§ **WHAT TO PRODUCE**
From the listing below, extract each line containing the string "this".

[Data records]
%%

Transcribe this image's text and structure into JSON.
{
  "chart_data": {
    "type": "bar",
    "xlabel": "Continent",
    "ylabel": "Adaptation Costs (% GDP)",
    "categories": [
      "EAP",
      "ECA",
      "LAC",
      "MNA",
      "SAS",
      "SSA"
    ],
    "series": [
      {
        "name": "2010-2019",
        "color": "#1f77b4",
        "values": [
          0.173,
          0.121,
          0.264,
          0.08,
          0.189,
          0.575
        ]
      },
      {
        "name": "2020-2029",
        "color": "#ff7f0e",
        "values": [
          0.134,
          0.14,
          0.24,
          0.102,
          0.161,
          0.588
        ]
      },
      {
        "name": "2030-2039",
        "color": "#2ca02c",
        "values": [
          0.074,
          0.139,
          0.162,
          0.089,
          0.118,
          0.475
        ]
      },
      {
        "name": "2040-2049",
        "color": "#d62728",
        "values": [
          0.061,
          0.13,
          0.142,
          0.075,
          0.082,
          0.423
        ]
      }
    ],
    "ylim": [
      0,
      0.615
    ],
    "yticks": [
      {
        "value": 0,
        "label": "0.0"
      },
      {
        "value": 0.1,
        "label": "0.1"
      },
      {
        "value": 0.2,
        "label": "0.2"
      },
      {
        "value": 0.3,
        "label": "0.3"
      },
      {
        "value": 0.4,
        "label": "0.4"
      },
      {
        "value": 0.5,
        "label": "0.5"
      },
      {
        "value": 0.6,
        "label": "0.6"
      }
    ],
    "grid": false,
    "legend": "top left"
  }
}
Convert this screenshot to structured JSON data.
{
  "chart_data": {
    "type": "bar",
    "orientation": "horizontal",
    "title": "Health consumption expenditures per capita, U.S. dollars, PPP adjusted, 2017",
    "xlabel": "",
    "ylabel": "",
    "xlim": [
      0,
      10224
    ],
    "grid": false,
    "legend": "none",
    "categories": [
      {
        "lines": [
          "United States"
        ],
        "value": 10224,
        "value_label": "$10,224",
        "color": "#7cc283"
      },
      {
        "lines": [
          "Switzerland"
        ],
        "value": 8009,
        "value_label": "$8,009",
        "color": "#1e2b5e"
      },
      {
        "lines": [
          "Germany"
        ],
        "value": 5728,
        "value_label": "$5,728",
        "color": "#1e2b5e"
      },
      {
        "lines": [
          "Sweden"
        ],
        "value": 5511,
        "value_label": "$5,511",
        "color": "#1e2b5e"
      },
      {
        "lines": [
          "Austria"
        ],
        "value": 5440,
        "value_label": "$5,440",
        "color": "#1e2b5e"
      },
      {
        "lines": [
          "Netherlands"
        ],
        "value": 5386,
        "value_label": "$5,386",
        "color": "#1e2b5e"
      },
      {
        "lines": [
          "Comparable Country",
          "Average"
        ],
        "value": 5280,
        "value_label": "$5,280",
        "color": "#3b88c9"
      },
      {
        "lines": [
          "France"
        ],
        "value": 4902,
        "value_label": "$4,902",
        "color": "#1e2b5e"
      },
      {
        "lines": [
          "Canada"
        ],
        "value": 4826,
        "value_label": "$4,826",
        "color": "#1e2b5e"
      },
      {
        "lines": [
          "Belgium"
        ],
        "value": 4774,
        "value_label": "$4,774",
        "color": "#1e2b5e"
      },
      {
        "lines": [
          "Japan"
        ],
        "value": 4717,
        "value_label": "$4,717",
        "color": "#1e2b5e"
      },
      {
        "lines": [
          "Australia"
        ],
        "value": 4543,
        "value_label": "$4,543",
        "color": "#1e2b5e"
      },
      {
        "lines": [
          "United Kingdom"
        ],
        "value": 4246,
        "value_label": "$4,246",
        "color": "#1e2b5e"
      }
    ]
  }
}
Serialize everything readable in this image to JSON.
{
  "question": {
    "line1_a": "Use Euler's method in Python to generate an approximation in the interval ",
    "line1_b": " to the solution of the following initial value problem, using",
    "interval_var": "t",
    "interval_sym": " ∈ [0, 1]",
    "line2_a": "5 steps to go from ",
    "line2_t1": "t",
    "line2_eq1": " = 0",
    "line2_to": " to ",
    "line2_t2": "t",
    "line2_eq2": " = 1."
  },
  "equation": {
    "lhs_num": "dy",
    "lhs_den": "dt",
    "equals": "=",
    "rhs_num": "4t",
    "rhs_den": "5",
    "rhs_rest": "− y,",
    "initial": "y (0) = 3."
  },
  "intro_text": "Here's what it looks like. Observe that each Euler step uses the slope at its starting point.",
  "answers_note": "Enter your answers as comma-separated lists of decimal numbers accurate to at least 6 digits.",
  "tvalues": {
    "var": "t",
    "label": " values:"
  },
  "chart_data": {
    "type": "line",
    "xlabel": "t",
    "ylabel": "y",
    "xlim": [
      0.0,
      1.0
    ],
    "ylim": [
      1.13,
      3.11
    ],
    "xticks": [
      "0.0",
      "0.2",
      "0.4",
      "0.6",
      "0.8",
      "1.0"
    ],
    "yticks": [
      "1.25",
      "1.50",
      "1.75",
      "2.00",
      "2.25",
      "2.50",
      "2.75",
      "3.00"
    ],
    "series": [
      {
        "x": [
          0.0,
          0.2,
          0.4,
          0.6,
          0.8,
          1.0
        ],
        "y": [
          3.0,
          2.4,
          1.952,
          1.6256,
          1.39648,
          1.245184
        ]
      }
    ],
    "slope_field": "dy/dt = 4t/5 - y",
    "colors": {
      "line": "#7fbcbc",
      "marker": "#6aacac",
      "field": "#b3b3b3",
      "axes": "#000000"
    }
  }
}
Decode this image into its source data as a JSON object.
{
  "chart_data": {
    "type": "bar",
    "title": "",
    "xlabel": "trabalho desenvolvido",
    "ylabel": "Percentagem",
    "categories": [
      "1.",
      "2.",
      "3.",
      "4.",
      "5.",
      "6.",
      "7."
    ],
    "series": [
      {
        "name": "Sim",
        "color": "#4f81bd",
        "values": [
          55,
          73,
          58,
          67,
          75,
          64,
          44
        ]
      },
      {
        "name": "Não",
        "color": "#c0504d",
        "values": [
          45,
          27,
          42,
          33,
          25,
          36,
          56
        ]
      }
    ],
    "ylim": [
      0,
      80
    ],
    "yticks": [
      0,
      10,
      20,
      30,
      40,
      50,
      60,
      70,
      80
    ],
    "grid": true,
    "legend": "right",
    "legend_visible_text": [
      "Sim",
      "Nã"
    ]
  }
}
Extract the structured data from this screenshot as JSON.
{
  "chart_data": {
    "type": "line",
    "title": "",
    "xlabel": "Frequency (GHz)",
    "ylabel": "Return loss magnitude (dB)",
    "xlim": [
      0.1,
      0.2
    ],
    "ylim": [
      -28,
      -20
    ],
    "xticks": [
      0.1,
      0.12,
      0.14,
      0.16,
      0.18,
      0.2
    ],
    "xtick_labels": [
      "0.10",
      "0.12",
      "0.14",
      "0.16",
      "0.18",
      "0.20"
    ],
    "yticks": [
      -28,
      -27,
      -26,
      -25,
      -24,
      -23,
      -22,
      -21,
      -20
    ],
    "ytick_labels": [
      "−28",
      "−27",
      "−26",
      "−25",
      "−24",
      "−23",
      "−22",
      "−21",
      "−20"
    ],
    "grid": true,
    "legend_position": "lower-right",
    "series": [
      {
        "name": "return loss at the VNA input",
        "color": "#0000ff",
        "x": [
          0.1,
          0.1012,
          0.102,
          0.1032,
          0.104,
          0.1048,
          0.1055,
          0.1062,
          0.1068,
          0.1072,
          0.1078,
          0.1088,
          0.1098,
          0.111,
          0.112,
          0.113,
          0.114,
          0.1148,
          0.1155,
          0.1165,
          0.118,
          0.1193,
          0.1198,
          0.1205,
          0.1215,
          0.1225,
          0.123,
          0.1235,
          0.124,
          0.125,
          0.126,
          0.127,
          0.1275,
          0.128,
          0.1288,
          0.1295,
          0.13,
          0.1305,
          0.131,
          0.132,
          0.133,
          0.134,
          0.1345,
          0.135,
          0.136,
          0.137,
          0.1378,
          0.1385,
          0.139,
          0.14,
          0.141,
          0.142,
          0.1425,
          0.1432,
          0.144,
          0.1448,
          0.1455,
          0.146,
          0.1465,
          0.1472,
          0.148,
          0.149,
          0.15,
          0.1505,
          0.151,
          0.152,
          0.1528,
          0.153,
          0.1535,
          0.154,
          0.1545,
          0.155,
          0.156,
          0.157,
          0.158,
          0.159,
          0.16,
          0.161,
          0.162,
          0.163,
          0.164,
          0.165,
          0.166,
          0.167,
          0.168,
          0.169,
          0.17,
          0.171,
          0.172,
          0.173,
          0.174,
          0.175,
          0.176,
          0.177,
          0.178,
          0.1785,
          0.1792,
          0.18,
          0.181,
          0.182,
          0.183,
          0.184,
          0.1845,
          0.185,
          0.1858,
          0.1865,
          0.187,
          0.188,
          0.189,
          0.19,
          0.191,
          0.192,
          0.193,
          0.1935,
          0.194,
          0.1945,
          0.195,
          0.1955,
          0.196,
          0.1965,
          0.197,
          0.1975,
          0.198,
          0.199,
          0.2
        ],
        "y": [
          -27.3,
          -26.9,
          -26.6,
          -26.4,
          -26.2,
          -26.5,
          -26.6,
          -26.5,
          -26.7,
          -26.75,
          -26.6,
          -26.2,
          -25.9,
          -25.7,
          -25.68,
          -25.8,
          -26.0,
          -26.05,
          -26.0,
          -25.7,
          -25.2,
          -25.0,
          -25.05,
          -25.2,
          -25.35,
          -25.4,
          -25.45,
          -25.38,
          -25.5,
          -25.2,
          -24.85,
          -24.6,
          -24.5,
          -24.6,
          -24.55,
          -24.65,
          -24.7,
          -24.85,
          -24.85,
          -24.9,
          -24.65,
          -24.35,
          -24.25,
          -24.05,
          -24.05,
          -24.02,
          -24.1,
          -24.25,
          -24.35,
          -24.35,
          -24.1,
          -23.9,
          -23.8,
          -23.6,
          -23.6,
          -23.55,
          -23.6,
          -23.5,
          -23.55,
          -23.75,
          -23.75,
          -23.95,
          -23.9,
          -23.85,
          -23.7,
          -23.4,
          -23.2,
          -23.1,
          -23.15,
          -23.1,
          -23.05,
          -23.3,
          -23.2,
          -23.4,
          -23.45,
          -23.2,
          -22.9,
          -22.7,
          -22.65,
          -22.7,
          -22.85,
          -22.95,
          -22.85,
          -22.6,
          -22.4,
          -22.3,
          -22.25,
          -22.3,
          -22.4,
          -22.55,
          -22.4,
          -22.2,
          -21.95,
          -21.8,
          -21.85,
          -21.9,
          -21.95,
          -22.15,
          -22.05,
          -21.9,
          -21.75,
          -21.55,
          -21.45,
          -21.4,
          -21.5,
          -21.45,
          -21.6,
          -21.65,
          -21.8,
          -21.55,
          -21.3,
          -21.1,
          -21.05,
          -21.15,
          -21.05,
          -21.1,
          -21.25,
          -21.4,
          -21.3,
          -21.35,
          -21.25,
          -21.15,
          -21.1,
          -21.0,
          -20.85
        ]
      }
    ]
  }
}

%%

§ **RIGHT ANSWER**
Transcribe this image's text and structure into JSON.
Convert this screenshot to structured JSON data.
Serialize everything readable in this image to JSON.
Decode this image into its source data as a JSON object.
Extract the structured data from this screenshot as JSON.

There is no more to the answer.